* **Data shown**:
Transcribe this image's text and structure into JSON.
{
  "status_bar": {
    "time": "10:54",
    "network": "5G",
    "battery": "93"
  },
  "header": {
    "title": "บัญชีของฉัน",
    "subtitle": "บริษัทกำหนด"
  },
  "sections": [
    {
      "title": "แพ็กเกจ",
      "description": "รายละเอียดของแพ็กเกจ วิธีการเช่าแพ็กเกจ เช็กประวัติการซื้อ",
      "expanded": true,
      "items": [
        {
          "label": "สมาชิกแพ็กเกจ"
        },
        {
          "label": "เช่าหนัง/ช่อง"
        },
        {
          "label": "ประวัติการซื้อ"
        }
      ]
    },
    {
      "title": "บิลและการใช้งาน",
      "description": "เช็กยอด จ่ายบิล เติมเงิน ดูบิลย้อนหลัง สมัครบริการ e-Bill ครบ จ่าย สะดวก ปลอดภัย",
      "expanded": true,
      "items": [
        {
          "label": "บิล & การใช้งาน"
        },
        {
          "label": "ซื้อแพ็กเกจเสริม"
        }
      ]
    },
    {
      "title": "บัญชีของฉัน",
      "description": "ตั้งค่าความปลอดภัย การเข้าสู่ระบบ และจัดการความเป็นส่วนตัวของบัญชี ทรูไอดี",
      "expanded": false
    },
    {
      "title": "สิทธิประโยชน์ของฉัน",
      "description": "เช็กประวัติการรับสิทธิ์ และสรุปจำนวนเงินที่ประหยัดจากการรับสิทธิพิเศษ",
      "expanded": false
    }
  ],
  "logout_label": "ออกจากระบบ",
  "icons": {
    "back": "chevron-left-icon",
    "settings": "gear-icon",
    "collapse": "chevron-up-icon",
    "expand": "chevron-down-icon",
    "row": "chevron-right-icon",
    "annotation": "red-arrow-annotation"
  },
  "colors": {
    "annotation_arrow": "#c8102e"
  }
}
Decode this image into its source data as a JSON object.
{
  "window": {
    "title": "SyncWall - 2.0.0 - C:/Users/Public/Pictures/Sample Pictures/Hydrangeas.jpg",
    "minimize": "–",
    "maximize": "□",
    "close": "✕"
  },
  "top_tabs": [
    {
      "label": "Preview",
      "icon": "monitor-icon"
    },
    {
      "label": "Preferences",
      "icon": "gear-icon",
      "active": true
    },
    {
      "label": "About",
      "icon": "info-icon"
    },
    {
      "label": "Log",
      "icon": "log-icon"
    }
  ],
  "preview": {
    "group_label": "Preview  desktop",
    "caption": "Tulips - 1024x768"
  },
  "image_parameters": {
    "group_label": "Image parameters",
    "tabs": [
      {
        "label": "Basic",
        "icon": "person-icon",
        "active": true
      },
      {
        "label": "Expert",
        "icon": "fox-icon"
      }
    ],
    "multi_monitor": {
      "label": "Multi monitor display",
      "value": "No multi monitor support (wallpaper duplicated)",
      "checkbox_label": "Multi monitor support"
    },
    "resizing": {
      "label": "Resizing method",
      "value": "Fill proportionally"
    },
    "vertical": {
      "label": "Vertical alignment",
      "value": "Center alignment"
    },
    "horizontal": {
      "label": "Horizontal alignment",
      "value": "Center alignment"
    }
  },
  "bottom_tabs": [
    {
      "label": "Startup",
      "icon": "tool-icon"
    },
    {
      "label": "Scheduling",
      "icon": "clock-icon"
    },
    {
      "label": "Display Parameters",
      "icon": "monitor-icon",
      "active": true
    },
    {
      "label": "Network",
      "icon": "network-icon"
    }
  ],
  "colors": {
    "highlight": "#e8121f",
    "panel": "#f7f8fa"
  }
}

* **Exercise aim**: Transcribe the records above exactly as they appear.

* **Answer to the exercise**:
Transcribe this image's text and structure into JSON.
{
  "status_bar": {
    "time": "10:54",
    "network": "5G",
    "battery": "93"
  },
  "header": {
    "title": "บัญชีของฉัน",
    "subtitle": "บริษัทกำหนด"
  },
  "sections": [
    {
      "title": "แพ็กเกจ",
      "description": "รายละเอียดของแพ็กเกจ วิธีการเช่าแพ็กเกจ เช็กประวัติการซื้อ",
      "expanded": true,
      "items": [
        {
          "label": "สมาชิกแพ็กเกจ"
        },
        {
          "label": "เช่าหนัง/ช่อง"
        },
        {
          "label": "ประวัติการซื้อ"
        }
      ]
    },
    {
      "title": "บิลและการใช้งาน",
      "description": "เช็กยอด จ่ายบิล เติมเงิน ดูบิลย้อนหลัง สมัครบริการ e-Bill ครบ จ่าย สะดวก ปลอดภัย",
      "expanded": true,
      "items": [
        {
          "label": "บิล & การใช้งาน"
        },
        {
          "label": "ซื้อแพ็กเกจเสริม"
        }
      ]
    },
    {
      "title": "บัญชีของฉัน",
      "description": "ตั้งค่าความปลอดภัย การเข้าสู่ระบบ และจัดการความเป็นส่วนตัวของบัญชี ทรูไอดี",
      "expanded": false
    },
    {
      "title": "สิทธิประโยชน์ของฉัน",
      "description": "เช็กประวัติการรับสิทธิ์ และสรุปจำนวนเงินที่ประหยัดจากการรับสิทธิพิเศษ",
      "expanded": false
    }
  ],
  "logout_label": "ออกจากระบบ",
  "icons": {
    "back": "chevron-left-icon",
    "settings": "gear-icon",
    "collapse": "chevron-up-icon",
    "expand": "chevron-down-icon",
    "row": "chevron-right-icon",
    "annotation": "red-arrow-annotation"
  },
  "colors": {
    "annotation_arrow": "#c8102e"
  }
}
Decode this image into its source data as a JSON object.
{
  "window": {
    "title": "SyncWall - 2.0.0 - C:/Users/Public/Pictures/Sample Pictures/Hydrangeas.jpg",
    "minimize": "–",
    "maximize": "□",
    "close": "✕"
  },
  "top_tabs": [
    {
      "label": "Preview",
      "icon": "monitor-icon"
    },
    {
      "label": "Preferences",
      "icon": "gear-icon",
      "active": true
    },
    {
      "label": "About",
      "icon": "info-icon"
    },
    {
      "label": "Log",
      "icon": "log-icon"
    }
  ],
  "preview": {
    "group_label": "Preview  desktop",
    "caption": "Tulips - 1024x768"
  },
  "image_parameters": {
    "group_label": "Image parameters",
    "tabs": [
      {
        "label": "Basic",
        "icon": "person-icon",
        "active": true
      },
      {
        "label": "Expert",
        "icon": "fox-icon"
      }
    ],
    "multi_monitor": {
      "label": "Multi monitor display",
      "value": "No multi monitor support (wallpaper duplicated)",
      "checkbox_label": "Multi monitor support"
    },
    "resizing": {
      "label": "Resizing method",
      "value": "Fill proportionally"
    },
    "vertical": {
      "label": "Vertical alignment",
      "value": "Center alignment"
    },
    "horizontal": {
      "label": "Horizontal alignment",
      "value": "Center alignment"
    }
  },
  "bottom_tabs": [
    {
      "label": "Startup",
      "icon": "tool-icon"
    },
    {
      "label": "Scheduling",
      "icon": "clock-icon"
    },
    {
      "label": "Display Parameters",
      "icon": "monitor-icon",
      "active": true
    },
    {
      "label": "Network",
      "icon": "network-icon"
    }
  ],
  "colors": {
    "highlight": "#e8121f",
    "panel": "#f7f8fa"
  }
}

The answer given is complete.